• **What needs to be done**
Reproduce the stored data from its first line through the line that contains "y-tick-label: 0 (63, 220, 70, 234)", including both of those lines.
>> START Information provided
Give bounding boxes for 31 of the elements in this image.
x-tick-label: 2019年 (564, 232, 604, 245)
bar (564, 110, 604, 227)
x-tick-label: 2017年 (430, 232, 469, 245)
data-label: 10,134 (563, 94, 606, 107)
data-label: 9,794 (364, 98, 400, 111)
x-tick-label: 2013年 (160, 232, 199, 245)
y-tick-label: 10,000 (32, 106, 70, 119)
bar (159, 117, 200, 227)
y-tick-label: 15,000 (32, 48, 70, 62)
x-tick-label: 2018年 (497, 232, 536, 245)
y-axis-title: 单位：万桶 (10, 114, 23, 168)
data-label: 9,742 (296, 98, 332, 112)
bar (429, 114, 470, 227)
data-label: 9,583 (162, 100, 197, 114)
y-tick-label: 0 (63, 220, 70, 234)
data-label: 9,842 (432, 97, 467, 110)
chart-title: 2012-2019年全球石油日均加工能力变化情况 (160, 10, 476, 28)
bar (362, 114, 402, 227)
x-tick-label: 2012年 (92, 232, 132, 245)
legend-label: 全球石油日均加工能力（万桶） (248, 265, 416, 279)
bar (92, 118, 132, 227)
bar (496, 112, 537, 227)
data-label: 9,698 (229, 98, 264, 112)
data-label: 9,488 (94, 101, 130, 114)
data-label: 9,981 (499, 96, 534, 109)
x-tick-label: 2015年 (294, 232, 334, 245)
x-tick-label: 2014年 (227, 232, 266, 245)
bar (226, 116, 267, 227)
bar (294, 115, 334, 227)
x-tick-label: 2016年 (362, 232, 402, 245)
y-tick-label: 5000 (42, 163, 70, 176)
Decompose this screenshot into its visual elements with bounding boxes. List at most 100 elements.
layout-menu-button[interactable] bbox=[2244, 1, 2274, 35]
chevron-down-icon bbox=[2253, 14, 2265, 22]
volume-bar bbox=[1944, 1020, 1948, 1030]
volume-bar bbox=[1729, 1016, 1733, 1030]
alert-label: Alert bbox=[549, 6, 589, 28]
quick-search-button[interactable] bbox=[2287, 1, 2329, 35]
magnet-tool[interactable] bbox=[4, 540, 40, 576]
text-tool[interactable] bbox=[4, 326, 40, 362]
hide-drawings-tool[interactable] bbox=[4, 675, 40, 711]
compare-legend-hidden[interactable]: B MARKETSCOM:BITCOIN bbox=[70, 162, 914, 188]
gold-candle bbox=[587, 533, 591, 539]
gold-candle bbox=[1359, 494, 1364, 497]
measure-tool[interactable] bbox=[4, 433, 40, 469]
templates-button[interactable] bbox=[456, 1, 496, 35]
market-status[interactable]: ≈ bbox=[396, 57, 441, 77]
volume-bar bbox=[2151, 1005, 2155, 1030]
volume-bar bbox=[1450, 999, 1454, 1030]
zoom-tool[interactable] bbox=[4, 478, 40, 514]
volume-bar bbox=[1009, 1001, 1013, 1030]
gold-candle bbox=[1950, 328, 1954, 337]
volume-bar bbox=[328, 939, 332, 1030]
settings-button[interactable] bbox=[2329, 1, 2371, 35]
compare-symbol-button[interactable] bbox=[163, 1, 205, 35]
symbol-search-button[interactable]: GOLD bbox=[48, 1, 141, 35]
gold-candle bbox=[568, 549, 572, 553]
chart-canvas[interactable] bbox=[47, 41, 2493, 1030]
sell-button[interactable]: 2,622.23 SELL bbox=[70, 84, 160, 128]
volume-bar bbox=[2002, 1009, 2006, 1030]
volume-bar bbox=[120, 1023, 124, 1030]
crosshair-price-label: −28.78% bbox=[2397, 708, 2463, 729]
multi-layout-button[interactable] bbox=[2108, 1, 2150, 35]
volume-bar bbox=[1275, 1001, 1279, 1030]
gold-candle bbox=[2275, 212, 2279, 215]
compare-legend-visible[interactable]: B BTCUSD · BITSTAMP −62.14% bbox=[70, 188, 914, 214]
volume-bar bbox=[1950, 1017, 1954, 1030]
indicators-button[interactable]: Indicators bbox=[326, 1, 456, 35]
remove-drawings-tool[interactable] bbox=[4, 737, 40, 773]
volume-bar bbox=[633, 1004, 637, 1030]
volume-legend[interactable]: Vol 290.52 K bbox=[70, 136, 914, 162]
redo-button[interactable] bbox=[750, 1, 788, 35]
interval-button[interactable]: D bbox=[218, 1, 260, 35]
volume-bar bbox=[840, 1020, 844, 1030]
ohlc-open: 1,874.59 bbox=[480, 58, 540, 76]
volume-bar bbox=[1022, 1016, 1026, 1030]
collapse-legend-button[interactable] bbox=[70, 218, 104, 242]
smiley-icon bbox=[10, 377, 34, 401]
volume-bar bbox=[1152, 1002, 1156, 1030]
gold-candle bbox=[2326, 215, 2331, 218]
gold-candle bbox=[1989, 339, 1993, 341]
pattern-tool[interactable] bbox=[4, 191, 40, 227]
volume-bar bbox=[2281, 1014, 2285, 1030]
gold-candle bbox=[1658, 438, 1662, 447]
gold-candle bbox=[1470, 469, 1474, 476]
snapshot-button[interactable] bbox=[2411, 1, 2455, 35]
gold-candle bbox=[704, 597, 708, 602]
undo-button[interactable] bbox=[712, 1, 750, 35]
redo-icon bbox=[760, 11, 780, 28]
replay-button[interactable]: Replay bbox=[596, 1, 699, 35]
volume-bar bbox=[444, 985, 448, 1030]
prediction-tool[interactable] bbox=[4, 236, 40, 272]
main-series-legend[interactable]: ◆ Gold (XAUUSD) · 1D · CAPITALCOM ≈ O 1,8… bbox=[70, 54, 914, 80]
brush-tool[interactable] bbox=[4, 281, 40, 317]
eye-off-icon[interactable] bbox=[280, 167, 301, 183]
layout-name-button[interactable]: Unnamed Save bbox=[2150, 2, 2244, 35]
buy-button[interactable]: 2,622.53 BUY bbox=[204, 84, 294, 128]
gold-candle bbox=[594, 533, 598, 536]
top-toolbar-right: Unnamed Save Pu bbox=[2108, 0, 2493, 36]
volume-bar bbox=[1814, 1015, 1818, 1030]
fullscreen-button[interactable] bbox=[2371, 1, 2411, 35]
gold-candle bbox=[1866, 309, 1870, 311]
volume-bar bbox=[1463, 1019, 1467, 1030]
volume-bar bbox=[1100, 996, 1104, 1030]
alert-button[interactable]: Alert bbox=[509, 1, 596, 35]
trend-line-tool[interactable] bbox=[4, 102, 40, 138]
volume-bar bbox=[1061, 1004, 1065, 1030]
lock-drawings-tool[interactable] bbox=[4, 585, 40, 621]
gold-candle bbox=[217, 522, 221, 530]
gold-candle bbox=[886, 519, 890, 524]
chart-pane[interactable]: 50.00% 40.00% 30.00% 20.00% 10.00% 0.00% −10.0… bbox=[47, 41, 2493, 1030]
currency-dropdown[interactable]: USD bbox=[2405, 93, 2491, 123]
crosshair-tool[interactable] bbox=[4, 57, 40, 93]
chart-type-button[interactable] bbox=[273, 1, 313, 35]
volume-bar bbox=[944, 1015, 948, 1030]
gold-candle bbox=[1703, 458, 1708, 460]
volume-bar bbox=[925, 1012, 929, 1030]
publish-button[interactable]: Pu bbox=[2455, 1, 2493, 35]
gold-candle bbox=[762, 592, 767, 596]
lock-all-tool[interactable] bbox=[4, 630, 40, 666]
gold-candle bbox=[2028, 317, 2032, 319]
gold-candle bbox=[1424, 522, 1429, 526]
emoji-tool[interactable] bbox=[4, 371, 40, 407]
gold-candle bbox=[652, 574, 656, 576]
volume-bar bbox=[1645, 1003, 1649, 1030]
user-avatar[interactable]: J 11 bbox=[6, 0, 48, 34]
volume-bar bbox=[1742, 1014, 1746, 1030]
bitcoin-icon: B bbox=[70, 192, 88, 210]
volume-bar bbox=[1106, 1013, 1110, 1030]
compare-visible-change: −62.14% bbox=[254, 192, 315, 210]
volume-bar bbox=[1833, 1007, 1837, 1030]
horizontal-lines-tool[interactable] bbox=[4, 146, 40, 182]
>> END Information provided
• **Solved exercise**
Give bounding boxes for 31 of the elements in this image.
x-tick-label: 2019年 (564, 232, 604, 245)
bar (564, 110, 604, 227)
x-tick-label: 2017年 (430, 232, 469, 245)
data-label: 10,134 (563, 94, 606, 107)
data-label: 9,794 (364, 98, 400, 111)
x-tick-label: 2013年 (160, 232, 199, 245)
y-tick-label: 10,000 (32, 106, 70, 119)
bar (159, 117, 200, 227)
y-tick-label: 15,000 (32, 48, 70, 62)
x-tick-label: 2018年 (497, 232, 536, 245)
y-axis-title: 单位：万桶 (10, 114, 23, 168)
data-label: 9,742 (296, 98, 332, 112)
bar (429, 114, 470, 227)
data-label: 9,583 (162, 100, 197, 114)
y-tick-label: 0 (63, 220, 70, 234)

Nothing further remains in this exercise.